**READING TEXT:**
[Start of section]

CITY TRIBUNE
GAA puts country first in courageous Covid stance
Bradley Bytes – a sort of political column with Dara Bradley
The GAA is hungry for money; it’s a money-grabbing organisation. That’s been the popular refrain for years now.
It’s mostly a criticism from non-GAA people but even the organisation’s own grassroots members use it as a stick to beat the suits in Croke Park with.
Any time there’s a draw in an important championship match, a common reaction is to blame the referee, who ‘played for a draw’. The snide innuendo is that there’s some sort of conspiracy to produce replays and boost gate receipts.
It is through that prism that the GAA’s admirable and courageous stance during the Covid-19 crisis should be viewed.
The GAA has been lambasted by a vocal minority of Gemma O’Doherty-type extremists from outside and within, for taking a cautious approach during the coronavirus health pandemic that has killed more than 2,000 people on the island of Ireland, including 1,600+ in the Republic.
The daily death tolls – thankfully falling – are so great, they’re difficult to fully process, and comprehend. Were the daily deaths occurring in ‘normal’ times and caused by something like a car crash, or a fire, they’d each merit a national day of mourning.
The hurlers on the ditch, and clueless amateur epidemiologists, who for weeks called ‘ad nauseam’ for pitches to reopen and games to restart, would be first to attack Croke Park as ‘money-grabbers’ for resuming before the experts agree it’s safe to do so.
Some commentators would have us all out licking each other’s hurls in the morning. One even suggested that because GAA players are highly-conditioned athletes they are less susceptible to contracting Covid-19.

[End of section]

**ENTRIES PROVIDED:**
[Start of section]

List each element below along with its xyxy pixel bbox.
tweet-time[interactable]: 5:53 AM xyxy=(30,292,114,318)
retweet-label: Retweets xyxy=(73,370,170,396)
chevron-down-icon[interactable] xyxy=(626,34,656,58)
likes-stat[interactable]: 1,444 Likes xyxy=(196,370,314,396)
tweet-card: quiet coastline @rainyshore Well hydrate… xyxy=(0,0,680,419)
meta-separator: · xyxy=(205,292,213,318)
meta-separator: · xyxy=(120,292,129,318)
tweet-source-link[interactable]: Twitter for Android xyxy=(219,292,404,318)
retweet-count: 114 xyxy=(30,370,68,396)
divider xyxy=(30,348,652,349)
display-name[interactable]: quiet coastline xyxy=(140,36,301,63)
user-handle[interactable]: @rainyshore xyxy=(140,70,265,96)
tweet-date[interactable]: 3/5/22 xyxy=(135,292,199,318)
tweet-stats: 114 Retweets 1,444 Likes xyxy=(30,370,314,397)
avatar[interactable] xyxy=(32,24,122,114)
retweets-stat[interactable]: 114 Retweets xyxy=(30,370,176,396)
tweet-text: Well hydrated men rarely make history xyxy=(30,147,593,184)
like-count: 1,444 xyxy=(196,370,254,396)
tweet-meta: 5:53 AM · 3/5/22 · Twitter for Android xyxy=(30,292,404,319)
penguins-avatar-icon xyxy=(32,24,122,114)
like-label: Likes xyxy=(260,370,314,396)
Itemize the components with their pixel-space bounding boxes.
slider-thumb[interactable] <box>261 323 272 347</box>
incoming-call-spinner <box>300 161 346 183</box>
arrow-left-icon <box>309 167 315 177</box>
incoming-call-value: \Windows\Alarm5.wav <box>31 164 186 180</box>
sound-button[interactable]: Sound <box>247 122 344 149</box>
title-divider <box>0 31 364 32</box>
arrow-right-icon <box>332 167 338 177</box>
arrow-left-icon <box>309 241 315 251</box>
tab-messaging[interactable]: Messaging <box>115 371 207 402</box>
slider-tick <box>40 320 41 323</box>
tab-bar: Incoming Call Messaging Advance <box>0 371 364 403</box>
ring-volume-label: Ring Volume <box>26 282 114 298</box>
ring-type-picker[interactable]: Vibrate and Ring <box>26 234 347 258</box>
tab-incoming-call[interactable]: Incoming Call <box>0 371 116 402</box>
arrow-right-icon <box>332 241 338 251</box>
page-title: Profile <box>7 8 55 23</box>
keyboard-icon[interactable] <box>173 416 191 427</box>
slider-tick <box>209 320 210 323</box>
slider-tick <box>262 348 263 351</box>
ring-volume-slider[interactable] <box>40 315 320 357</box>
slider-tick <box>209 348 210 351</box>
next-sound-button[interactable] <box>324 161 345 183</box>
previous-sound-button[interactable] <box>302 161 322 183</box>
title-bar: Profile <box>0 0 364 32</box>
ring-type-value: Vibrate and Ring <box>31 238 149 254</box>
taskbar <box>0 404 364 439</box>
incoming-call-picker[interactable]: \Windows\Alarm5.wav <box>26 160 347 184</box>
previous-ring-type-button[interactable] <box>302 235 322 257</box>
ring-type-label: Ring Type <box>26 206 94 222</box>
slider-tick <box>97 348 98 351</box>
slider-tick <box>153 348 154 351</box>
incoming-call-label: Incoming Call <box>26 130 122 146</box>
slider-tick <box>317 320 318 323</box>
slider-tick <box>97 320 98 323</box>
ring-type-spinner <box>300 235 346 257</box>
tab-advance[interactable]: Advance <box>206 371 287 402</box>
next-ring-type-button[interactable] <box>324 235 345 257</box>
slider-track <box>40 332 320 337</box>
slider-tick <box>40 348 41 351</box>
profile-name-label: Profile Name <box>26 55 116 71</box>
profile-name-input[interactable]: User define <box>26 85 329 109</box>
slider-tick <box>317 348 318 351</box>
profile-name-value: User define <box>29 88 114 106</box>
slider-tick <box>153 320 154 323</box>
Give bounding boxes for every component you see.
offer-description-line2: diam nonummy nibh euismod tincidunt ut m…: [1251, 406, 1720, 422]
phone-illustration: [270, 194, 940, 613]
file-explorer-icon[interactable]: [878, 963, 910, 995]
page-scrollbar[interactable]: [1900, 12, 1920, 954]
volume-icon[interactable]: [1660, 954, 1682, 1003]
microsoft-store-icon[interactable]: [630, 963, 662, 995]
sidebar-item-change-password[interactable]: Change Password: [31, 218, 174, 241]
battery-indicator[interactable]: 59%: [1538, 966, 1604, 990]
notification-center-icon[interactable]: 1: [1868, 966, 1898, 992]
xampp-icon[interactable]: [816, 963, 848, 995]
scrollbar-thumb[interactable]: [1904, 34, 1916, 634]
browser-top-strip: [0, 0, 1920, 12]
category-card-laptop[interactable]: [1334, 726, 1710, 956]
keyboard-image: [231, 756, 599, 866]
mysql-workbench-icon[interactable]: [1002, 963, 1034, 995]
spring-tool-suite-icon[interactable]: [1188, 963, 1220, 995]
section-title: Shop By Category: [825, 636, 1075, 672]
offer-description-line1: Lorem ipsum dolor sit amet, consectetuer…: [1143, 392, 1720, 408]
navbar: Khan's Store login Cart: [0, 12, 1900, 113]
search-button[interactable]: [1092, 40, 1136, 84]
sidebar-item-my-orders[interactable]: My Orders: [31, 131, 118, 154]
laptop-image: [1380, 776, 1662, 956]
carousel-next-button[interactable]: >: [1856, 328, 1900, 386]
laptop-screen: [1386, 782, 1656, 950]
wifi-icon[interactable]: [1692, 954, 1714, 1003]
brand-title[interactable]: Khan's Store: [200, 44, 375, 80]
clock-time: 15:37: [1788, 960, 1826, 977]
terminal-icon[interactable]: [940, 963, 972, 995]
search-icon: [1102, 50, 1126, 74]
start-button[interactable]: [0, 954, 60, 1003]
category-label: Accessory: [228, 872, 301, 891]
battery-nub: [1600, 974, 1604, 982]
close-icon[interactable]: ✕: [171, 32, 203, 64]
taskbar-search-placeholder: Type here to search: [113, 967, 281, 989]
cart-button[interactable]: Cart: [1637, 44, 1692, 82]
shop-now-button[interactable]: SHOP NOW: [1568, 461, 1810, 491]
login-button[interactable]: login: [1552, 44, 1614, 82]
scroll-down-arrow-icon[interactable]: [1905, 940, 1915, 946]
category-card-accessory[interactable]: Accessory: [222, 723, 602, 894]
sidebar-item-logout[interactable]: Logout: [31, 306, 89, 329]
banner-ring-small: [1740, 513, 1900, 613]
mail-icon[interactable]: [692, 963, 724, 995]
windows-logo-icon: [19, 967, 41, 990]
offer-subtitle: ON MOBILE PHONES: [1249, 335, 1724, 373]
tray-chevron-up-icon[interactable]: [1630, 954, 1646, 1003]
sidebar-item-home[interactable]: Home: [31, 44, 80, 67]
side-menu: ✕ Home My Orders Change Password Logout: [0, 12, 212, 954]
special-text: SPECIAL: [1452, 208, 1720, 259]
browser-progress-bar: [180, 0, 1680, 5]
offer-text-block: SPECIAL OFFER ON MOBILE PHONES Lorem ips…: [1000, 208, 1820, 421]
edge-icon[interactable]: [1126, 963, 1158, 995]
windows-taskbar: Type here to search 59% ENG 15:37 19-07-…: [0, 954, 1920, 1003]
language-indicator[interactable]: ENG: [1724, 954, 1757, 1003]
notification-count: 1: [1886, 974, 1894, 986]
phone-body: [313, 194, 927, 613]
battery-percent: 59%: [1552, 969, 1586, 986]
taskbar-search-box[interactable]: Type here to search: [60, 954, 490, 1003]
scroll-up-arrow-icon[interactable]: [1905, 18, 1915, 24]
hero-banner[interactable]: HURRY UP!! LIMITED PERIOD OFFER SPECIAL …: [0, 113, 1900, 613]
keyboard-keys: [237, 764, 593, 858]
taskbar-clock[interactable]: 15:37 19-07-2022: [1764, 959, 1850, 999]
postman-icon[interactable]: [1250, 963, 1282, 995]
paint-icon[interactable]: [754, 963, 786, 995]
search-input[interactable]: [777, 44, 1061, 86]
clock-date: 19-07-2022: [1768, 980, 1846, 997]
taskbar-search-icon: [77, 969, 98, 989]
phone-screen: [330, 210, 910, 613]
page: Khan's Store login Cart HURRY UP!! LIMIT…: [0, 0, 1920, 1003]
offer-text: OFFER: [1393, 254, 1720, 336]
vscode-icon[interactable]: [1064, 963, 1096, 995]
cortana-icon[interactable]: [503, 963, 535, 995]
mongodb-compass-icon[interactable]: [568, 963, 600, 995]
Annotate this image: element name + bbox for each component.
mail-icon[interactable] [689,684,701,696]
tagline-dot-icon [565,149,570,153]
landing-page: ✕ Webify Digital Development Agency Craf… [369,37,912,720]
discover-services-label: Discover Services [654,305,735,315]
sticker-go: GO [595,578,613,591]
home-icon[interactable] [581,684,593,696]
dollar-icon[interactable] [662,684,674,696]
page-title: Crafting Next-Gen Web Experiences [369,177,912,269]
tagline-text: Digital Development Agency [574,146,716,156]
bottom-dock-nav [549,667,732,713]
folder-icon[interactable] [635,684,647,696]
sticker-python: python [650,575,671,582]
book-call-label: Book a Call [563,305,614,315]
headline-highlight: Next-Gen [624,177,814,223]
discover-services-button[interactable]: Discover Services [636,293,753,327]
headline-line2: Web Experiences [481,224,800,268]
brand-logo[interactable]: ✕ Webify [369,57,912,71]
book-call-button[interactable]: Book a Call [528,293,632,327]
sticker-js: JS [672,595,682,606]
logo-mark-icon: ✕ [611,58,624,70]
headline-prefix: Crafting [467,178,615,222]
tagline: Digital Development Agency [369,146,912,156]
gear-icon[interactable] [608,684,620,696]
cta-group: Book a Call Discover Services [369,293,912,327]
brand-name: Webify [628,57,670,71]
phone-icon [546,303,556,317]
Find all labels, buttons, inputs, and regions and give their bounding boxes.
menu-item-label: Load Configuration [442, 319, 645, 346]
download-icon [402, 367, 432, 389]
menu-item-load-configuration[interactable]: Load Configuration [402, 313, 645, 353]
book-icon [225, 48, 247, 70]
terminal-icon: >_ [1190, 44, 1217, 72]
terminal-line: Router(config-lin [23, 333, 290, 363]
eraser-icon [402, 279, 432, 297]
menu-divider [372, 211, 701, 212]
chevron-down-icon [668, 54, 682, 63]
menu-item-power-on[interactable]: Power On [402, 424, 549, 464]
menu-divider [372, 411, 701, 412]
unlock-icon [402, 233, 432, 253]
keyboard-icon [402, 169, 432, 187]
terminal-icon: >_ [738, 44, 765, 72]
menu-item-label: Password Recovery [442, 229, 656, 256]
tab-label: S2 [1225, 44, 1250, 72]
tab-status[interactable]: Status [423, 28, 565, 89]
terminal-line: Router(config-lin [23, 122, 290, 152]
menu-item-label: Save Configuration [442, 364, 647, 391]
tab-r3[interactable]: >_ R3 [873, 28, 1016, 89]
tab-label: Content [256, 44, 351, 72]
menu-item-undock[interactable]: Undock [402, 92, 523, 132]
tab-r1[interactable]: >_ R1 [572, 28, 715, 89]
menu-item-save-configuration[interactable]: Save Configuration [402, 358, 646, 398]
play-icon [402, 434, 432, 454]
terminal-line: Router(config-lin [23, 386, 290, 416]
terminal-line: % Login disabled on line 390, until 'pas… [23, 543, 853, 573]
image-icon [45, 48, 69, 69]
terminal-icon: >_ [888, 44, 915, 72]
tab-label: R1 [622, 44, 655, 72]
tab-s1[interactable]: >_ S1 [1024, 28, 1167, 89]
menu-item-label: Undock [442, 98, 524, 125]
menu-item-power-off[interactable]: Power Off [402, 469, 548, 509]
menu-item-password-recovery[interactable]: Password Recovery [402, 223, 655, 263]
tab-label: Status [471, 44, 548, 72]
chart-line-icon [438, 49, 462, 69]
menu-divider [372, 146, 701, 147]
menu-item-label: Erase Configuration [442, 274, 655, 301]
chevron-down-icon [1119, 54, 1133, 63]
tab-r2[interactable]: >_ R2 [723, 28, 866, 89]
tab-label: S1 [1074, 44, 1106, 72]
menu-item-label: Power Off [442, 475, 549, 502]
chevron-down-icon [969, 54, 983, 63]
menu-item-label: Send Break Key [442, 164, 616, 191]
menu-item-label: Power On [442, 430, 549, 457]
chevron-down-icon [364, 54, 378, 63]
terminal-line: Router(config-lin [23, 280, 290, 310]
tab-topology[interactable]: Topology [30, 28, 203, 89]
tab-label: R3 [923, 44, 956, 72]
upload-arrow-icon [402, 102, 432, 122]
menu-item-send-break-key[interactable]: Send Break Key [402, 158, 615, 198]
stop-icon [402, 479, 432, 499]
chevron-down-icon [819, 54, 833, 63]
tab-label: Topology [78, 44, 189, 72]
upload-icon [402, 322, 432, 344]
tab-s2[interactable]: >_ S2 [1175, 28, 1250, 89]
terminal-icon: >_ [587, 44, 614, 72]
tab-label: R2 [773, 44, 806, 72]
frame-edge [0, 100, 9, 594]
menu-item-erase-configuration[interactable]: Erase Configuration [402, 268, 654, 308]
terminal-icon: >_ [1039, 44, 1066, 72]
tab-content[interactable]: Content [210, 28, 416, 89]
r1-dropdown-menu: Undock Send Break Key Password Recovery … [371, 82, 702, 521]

[End of section]

**TASK INSTRUCTIONS:**
Transcribe the whole column on the GAA's Covid stance word for word, with no changes. The records play no part in the work that comes next.

**EXERCISE RESPONSE:**
CITY TRIBUNE
GAA puts country first in courageous Covid stance
Bradley Bytes – a sort of political column with Dara Bradley
The GAA is hungry for money; it’s a money-grabbing organisation. That’s been the popular refrain for years now.
It’s mostly a criticism from non-GAA people but even the organisation’s own grassroots members use it as a stick to beat the suits in Croke Park with.
Any time there’s a draw in an important championship match, a common reaction is to blame the referee, who ‘played for a draw’. The snide innuendo is that there’s some sort of conspiracy to produce replays and boost gate receipts.
It is through that prism that the GAA’s admirable and courageous stance during the Covid-19 crisis should be viewed.
The GAA has been lambasted by a vocal minority of Gemma O’Doherty-type extremists from outside and within, for taking a cautious approach during the coronavirus health pandemic that has killed more than 2,000 people on the island of Ireland, including 1,600+ in the Republic.
The daily death tolls – thankfully falling – are so great, they’re difficult to fully process, and comprehend. Were the daily deaths occurring in ‘normal’ times and caused by something like a car crash, or a fire, they’d each merit a national day of mourning.
The hurlers on the ditch, and clueless amateur epidemiologists, who for weeks called ‘ad nauseam’ for pitches to reopen and games to restart, would be first to attack Croke Park as ‘money-grabbers’ for resuming before the experts agree it’s safe to do so.
Some commentators would have us all out licking each other’s hurls in the morning. One even suggested that because GAA players are highly-conditioned athletes they are less susceptible to contracting Covid-19.